* WHAT IS NEEDED *
Copy out the data below verbatim.

* Dataset rows about figures *
..............................

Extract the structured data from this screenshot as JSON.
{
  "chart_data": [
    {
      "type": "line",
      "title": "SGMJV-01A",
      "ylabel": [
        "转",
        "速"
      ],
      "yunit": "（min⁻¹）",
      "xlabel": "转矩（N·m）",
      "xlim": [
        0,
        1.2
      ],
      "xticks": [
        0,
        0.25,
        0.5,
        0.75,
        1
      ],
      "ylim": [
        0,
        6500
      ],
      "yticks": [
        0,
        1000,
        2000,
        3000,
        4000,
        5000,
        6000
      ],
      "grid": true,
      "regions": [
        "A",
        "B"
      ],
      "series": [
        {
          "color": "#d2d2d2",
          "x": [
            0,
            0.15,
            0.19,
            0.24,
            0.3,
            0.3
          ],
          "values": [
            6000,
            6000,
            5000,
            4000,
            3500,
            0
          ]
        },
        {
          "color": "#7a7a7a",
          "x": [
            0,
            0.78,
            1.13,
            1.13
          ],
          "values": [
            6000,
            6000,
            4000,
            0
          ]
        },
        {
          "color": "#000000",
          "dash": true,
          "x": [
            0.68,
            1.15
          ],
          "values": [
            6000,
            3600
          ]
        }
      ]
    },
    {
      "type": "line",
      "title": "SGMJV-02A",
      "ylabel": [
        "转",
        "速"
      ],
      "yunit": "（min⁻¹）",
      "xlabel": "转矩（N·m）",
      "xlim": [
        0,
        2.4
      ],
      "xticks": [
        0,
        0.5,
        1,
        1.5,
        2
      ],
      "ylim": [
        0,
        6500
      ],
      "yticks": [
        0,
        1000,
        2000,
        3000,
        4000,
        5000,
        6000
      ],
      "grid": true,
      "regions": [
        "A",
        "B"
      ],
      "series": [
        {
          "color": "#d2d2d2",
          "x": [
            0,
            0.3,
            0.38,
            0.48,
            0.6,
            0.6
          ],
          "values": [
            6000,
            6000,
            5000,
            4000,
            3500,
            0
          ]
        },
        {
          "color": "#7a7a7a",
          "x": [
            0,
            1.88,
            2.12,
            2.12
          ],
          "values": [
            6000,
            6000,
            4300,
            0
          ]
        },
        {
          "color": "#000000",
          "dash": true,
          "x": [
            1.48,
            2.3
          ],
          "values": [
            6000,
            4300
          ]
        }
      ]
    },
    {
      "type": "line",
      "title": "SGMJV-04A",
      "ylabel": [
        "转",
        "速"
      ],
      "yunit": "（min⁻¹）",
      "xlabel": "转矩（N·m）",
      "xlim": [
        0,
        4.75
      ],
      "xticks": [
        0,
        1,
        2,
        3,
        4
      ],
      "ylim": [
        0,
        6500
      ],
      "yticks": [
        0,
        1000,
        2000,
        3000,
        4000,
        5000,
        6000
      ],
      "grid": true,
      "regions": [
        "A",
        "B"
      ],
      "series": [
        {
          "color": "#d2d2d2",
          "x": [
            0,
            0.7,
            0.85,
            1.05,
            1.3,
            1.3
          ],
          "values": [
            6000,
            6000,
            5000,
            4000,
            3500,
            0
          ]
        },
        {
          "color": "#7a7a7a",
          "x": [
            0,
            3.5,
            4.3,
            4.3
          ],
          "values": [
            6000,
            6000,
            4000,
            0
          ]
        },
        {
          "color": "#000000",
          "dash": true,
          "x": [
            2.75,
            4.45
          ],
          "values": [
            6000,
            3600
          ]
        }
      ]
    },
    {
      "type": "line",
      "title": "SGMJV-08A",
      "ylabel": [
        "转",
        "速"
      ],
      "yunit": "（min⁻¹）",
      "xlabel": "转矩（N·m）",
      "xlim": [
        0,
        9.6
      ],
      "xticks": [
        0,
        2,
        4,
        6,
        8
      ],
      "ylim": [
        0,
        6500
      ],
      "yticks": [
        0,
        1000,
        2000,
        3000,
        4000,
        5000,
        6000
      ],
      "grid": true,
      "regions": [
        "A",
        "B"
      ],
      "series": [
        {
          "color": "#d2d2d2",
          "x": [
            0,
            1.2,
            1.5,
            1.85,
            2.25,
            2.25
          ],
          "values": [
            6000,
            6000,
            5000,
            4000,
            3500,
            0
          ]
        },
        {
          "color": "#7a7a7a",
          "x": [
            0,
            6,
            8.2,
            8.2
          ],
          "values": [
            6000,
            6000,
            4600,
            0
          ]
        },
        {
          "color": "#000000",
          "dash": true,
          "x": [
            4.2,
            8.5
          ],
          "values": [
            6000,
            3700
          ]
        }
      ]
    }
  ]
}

..............................

* ANSWER FOR THE TASK *
Extract the structured data from this screenshot as JSON.
{
  "chart_data": [
    {
      "type": "line",
      "title": "SGMJV-01A",
      "ylabel": [
        "转",
        "速"
      ],
      "yunit": "（min⁻¹）",
      "xlabel": "转矩（N·m）",
      "xlim": [
        0,
        1.2
      ],
      "xticks": [
        0,
        0.25,
        0.5,
        0.75,
        1
      ],
      "ylim": [
        0,
        6500
      ],
      "yticks": [
        0,
        1000,
        2000,
        3000,
        4000,
        5000,
        6000
      ],
      "grid": true,
      "regions": [
        "A",
        "B"
      ],
      "series": [
        {
          "color": "#d2d2d2",
          "x": [
            0,
            0.15,
            0.19,
            0.24,
            0.3,
            0.3
          ],
          "values": [
            6000,
            6000,
            5000,
            4000,
            3500,
            0
          ]
        },
        {
          "color": "#7a7a7a",
          "x": [
            0,
            0.78,
            1.13,
            1.13
          ],
          "values": [
            6000,
            6000,
            4000,
            0
          ]
        },
        {
          "color": "#000000",
          "dash": true,
          "x": [
            0.68,
            1.15
          ],
          "values": [
            6000,
            3600
          ]
        }
      ]
    },
    {
      "type": "line",
      "title": "SGMJV-02A",
      "ylabel": [
        "转",
        "速"
      ],
      "yunit": "（min⁻¹）",
      "xlabel": "转矩（N·m）",
      "xlim": [
        0,
        2.4
      ],
      "xticks": [
        0,
        0.5,
        1,
        1.5,
        2
      ],
      "ylim": [
        0,
        6500
      ],
      "yticks": [
        0,
        1000,
        2000,
        3000,
        4000,
        5000,
        6000
      ],
      "grid": true,
      "regions": [
        "A",
        "B"
      ],
      "series": [
        {
          "color": "#d2d2d2",
          "x": [
            0,
            0.3,
            0.38,
            0.48,
            0.6,
            0.6
          ],
          "values": [
            6000,
            6000,
            5000,
            4000,
            3500,
            0
          ]
        },
        {
          "color": "#7a7a7a",
          "x": [
            0,
            1.88,
            2.12,
            2.12
          ],
          "values": [
            6000,
            6000,
            4300,
            0
          ]
        },
        {
          "color": "#000000",
          "dash": true,
          "x": [
            1.48,
            2.3
          ],
          "values": [
            6000,
            4300
          ]
        }
      ]
    },
    {
      "type": "line",
      "title": "SGMJV-04A",
      "ylabel": [
        "转",
        "速"
      ],
      "yunit": "（min⁻¹）",
      "xlabel": "转矩（N·m）",
      "xlim": [
        0,
        4.75
      ],
      "xticks": [
        0,
        1,
        2,
        3,
        4
      ],
      "ylim": [
        0,
        6500
      ],
      "yticks": [
        0,
        1000,
        2000,
        3000,
        4000,
        5000,
        6000
      ],
      "grid": true,
      "regions": [
        "A",
        "B"
      ],
      "series": [
        {
          "color": "#d2d2d2",
          "x": [
            0,
            0.7,
            0.85,
            1.05,
            1.3,
            1.3
          ],
          "values": [
            6000,
            6000,
            5000,
            4000,
            3500,
            0
          ]
        },
        {
          "color": "#7a7a7a",
          "x": [
            0,
            3.5,
            4.3,
            4.3
          ],
          "values": [
            6000,
            6000,
            4000,
            0
          ]
        },
        {
          "color": "#000000",
          "dash": true,
          "x": [
            2.75,
            4.45
          ],
          "values": [
            6000,
            3600
          ]
        }
      ]
    },
    {
      "type": "line",
      "title": "SGMJV-08A",
      "ylabel": [
        "转",
        "速"
      ],
      "yunit": "（min⁻¹）",
      "xlabel": "转矩（N·m）",
      "xlim": [
        0,
        9.6
      ],
      "xticks": [
        0,
        2,
        4,
        6,
        8
      ],
      "ylim": [
        0,
        6500
      ],
      "yticks": [
        0,
        1000,
        2000,
        3000,
        4000,
        5000,
        6000
      ],
      "grid": true,
      "regions": [
        "A",
        "B"
      ],
      "series": [
        {
          "color": "#d2d2d2",
          "x": [
            0,
            1.2,
            1.5,
            1.85,
            2.25,
            2.25
          ],
          "values": [
            6000,
            6000,
            5000,
            4000,
            3500,
            0
          ]
        },
        {
          "color": "#7a7a7a",
          "x": [
            0,
            6,
            8.2,
            8.2
          ],
          "values": [
            6000,
            6000,
            4600,
            0
          ]
        },
        {
          "color": "#000000",
          "dash": true,
          "x": [
            4.2,
            8.5
          ],
          "values": [
            6000,
            3700
          ]
        }
      ]
    }
  ]
}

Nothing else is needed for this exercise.